Instructions to follow: Show all lines holding the string "years".

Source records
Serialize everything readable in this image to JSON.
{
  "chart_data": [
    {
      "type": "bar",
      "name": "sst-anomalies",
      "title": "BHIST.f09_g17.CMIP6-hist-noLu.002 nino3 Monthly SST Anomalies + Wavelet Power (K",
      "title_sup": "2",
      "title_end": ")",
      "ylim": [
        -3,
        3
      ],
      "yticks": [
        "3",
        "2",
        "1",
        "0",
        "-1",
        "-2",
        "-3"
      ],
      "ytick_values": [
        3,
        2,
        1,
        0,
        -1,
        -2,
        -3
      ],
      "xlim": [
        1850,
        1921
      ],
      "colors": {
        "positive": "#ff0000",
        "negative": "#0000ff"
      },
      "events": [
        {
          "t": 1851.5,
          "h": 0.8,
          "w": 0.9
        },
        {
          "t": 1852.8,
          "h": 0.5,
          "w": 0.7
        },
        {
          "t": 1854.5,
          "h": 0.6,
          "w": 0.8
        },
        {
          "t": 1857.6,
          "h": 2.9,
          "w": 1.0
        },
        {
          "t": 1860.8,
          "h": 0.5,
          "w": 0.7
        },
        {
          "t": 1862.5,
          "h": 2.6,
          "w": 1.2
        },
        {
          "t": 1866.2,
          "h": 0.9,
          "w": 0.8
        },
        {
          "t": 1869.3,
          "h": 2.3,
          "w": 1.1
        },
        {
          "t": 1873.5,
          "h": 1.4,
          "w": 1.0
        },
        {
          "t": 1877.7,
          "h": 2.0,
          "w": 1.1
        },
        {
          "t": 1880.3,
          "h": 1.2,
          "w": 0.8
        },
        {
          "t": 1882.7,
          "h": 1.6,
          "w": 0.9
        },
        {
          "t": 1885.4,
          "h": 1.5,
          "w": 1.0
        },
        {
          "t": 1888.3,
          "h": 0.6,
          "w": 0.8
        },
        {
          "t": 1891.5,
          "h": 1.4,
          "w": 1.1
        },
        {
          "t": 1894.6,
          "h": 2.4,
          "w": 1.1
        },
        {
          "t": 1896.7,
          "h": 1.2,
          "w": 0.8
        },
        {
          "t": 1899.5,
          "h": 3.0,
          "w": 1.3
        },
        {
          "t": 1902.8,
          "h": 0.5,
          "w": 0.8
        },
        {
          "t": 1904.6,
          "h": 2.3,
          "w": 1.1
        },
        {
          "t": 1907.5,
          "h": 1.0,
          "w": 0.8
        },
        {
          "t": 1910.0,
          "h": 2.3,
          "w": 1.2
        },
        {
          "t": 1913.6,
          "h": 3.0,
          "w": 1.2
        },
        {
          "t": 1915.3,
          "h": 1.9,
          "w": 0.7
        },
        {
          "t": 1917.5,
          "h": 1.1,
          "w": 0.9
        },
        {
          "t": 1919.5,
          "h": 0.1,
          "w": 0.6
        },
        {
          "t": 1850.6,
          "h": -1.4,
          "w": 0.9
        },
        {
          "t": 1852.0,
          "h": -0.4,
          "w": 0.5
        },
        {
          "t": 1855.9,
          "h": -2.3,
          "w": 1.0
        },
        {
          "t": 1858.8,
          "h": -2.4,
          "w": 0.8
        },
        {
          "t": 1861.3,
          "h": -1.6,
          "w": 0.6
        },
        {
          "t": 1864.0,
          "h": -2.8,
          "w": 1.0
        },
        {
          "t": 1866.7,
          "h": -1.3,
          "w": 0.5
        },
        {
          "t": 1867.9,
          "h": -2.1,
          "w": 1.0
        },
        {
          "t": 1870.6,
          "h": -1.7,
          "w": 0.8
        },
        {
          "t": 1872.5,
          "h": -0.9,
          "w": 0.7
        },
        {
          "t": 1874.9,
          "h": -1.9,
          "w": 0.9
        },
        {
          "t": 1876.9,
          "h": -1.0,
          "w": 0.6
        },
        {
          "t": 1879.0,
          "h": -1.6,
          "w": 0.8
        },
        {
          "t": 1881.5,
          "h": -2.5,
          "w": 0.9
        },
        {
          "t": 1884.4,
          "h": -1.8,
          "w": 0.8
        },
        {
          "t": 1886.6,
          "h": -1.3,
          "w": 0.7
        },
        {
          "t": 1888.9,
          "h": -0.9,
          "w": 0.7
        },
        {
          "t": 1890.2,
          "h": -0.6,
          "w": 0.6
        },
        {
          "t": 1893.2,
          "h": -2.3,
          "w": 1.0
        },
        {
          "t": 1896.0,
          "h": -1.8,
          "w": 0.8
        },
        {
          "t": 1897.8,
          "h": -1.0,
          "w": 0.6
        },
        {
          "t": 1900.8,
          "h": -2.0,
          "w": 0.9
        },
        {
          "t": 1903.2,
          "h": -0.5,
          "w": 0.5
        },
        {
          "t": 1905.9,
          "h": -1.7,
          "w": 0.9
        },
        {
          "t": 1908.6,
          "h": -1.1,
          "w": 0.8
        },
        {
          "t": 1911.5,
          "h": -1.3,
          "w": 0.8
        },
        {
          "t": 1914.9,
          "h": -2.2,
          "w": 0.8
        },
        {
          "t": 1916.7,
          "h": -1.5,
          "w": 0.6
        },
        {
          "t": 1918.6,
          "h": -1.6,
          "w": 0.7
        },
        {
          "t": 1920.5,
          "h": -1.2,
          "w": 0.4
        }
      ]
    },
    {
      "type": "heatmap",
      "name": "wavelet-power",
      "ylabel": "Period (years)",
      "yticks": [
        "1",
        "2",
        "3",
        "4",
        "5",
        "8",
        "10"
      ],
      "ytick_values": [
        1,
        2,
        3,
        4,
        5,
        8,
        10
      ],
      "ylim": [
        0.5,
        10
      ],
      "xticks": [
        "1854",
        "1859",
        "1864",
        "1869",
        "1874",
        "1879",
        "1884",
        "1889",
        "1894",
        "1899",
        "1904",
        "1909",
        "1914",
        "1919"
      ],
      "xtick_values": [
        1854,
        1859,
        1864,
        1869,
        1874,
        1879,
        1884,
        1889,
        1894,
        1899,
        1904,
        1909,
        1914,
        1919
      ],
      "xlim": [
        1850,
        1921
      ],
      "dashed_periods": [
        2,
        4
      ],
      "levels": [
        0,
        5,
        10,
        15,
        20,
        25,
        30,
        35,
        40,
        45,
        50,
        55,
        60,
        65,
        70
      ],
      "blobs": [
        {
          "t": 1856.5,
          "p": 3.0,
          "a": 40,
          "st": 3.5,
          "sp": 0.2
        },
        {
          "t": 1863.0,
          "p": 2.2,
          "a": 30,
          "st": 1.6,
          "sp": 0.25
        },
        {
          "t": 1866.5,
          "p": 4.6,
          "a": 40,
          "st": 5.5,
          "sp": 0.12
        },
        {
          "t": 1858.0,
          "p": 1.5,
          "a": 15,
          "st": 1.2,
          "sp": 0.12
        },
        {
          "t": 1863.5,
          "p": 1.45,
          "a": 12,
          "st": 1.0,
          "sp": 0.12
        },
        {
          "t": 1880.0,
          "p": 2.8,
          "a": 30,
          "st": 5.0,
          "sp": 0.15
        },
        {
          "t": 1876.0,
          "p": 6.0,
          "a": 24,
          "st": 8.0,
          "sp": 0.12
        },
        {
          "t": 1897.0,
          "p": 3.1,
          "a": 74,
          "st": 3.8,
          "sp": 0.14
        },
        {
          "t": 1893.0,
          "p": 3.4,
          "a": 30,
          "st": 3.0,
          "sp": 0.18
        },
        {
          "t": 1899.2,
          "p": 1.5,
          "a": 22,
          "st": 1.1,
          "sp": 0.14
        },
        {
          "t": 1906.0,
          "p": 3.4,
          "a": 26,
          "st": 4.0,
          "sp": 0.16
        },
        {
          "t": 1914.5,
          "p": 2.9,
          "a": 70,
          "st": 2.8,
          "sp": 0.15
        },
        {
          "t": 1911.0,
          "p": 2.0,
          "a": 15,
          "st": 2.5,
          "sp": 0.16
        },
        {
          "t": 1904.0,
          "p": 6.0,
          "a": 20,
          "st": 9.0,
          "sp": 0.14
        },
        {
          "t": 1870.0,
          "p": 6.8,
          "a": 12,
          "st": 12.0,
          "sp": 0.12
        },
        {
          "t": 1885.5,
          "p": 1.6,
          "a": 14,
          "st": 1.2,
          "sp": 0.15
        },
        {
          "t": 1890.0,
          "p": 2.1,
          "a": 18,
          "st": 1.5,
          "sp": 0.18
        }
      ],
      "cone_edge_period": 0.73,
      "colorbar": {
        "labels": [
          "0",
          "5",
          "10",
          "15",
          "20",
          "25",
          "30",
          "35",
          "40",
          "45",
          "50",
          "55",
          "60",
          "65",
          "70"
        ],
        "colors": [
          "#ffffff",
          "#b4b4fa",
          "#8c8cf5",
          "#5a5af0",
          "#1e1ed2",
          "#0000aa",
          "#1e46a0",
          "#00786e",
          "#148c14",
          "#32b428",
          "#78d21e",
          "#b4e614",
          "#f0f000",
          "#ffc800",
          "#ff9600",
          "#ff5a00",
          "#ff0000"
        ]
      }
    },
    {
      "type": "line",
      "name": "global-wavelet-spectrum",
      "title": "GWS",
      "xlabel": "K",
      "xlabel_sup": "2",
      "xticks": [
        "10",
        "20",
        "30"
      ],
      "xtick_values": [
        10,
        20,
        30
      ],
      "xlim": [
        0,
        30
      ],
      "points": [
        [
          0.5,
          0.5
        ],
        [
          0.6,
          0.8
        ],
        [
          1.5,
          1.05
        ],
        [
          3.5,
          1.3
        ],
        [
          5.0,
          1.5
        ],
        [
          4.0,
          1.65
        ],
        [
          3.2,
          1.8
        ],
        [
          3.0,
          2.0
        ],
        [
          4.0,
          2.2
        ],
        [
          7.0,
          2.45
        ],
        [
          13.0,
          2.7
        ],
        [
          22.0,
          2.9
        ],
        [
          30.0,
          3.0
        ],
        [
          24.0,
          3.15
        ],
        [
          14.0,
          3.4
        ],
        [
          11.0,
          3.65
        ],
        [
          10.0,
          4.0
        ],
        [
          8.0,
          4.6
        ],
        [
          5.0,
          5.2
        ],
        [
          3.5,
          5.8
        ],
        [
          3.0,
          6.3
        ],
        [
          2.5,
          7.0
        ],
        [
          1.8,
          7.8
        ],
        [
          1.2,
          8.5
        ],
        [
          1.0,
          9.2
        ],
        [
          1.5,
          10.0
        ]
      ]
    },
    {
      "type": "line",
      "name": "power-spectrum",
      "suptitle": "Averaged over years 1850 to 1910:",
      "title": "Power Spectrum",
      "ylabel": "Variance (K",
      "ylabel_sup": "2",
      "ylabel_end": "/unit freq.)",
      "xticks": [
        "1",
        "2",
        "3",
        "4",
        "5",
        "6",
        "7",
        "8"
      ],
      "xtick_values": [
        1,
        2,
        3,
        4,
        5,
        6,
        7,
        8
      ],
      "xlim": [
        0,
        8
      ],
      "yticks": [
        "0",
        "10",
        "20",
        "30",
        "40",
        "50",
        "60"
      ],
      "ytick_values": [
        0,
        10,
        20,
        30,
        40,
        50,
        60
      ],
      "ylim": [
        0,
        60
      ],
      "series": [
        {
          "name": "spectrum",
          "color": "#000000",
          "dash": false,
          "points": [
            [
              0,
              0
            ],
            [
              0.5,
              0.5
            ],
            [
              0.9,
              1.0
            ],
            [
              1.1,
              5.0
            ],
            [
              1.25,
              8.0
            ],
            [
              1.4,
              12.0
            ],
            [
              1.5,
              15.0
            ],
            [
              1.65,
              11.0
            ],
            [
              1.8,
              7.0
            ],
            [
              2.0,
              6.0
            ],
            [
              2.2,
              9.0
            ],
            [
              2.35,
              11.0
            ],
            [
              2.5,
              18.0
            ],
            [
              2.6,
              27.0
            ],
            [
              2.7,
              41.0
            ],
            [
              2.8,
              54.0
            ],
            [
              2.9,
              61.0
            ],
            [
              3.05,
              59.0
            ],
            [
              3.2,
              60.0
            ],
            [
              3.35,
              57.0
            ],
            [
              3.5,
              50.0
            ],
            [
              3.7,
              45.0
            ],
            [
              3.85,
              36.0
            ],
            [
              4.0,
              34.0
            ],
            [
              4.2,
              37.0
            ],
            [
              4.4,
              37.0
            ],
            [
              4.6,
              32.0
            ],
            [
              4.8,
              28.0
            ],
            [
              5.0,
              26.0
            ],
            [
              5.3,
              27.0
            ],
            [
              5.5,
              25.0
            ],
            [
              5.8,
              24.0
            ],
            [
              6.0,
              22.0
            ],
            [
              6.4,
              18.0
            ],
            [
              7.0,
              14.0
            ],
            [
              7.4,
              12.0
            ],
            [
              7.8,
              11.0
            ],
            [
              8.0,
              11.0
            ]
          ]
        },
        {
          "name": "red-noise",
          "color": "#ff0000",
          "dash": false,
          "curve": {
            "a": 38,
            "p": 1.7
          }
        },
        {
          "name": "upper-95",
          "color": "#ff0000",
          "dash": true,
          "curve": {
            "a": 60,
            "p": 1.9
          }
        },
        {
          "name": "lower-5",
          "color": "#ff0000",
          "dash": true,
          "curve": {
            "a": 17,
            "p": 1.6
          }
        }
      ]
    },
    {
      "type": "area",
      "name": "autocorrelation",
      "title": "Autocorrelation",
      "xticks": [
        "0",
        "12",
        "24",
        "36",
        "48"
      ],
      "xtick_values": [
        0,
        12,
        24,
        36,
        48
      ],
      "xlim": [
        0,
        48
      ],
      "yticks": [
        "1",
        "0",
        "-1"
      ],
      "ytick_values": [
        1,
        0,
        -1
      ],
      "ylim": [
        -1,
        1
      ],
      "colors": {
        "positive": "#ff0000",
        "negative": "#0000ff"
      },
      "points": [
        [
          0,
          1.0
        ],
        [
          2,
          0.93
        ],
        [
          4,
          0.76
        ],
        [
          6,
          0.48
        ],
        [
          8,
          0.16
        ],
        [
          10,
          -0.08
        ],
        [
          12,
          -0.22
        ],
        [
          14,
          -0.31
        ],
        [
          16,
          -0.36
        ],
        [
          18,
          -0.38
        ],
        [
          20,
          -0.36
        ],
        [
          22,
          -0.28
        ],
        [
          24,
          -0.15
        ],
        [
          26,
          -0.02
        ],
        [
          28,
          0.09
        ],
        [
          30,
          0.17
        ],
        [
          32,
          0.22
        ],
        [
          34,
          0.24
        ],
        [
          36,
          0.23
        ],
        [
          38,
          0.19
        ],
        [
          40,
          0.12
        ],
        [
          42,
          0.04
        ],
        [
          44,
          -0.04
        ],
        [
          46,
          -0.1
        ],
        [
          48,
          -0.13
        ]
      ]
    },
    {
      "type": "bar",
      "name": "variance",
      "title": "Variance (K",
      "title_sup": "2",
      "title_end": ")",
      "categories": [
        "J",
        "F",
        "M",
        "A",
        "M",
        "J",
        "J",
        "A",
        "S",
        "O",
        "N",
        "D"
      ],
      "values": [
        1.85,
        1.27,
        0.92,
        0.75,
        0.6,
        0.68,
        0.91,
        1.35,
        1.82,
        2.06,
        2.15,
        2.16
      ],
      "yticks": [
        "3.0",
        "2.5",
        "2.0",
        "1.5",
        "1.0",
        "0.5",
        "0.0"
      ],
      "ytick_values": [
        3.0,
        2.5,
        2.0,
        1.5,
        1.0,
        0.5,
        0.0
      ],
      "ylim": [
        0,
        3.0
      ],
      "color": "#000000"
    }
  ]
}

Output of the exercise:
      "ylabel": "Period (years)",
      "suptitle": "Averaged over years 1850 to 1910:",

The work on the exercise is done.